Start of Exercise input
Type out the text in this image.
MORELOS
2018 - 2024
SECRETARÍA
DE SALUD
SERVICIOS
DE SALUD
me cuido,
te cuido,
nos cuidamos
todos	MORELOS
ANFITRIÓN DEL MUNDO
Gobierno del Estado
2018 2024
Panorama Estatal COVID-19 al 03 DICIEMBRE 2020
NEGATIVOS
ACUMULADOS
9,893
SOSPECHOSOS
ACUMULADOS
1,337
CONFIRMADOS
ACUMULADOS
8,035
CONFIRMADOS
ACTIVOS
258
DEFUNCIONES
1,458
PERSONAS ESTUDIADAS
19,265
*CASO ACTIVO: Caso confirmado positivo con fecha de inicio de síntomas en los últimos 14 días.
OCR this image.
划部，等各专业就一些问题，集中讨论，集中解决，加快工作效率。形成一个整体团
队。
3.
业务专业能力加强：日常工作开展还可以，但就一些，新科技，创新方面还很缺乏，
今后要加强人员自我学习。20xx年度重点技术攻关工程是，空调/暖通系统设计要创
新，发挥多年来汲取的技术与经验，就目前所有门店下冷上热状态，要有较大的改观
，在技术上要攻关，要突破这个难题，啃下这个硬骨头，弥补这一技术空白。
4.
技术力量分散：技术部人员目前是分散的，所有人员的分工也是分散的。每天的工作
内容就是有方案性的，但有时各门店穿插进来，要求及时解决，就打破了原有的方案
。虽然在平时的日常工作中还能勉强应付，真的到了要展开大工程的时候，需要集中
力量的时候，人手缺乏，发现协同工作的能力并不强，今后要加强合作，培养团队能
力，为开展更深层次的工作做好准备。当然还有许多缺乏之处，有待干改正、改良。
End of Exercise input
■ **Required work**:
Set every line of the listing down word for word.

■ **Exercise output**:
Type out the text in this image.
MORELOS
2018 - 2024
SECRETARÍA
DE SALUD
SERVICIOS
DE SALUD
me cuido,
te cuido,
nos cuidamos
todos	MORELOS
ANFITRIÓN DEL MUNDO
Gobierno del Estado
2018 2024
Panorama Estatal COVID-19 al 03 DICIEMBRE 2020
NEGATIVOS
ACUMULADOS
9,893
SOSPECHOSOS
ACUMULADOS
1,337
CONFIRMADOS
ACUMULADOS
8,035
CONFIRMADOS
ACTIVOS
258
DEFUNCIONES
1,458
PERSONAS ESTUDIADAS
19,265
*CASO ACTIVO: Caso confirmado positivo con fecha de inicio de síntomas en los últimos 14 días.
OCR this image.
划部，等各专业就一些问题，集中讨论，集中解决，加快工作效率。形成一个整体团
队。
3.
业务专业能力加强：日常工作开展还可以，但就一些，新科技，创新方面还很缺乏，
今后要加强人员自我学习。20xx年度重点技术攻关工程是，空调/暖通系统设计要创
新，发挥多年来汲取的技术与经验，就目前所有门店下冷上热状态，要有较大的改观
，在技术上要攻关，要突破这个难题，啃下这个硬骨头，弥补这一技术空白。
4.
技术力量分散：技术部人员目前是分散的，所有人员的分工也是分散的。每天的工作
内容就是有方案性的，但有时各门店穿插进来，要求及时解决，就打破了原有的方案
。虽然在平时的日常工作中还能勉强应付，真的到了要展开大工程的时候，需要集中
力量的时候，人手缺乏，发现协同工作的能力并不强，今后要加强合作，培养团队能
力，为开展更深层次的工作做好准备。当然还有许多缺乏之处，有待干改正、改良。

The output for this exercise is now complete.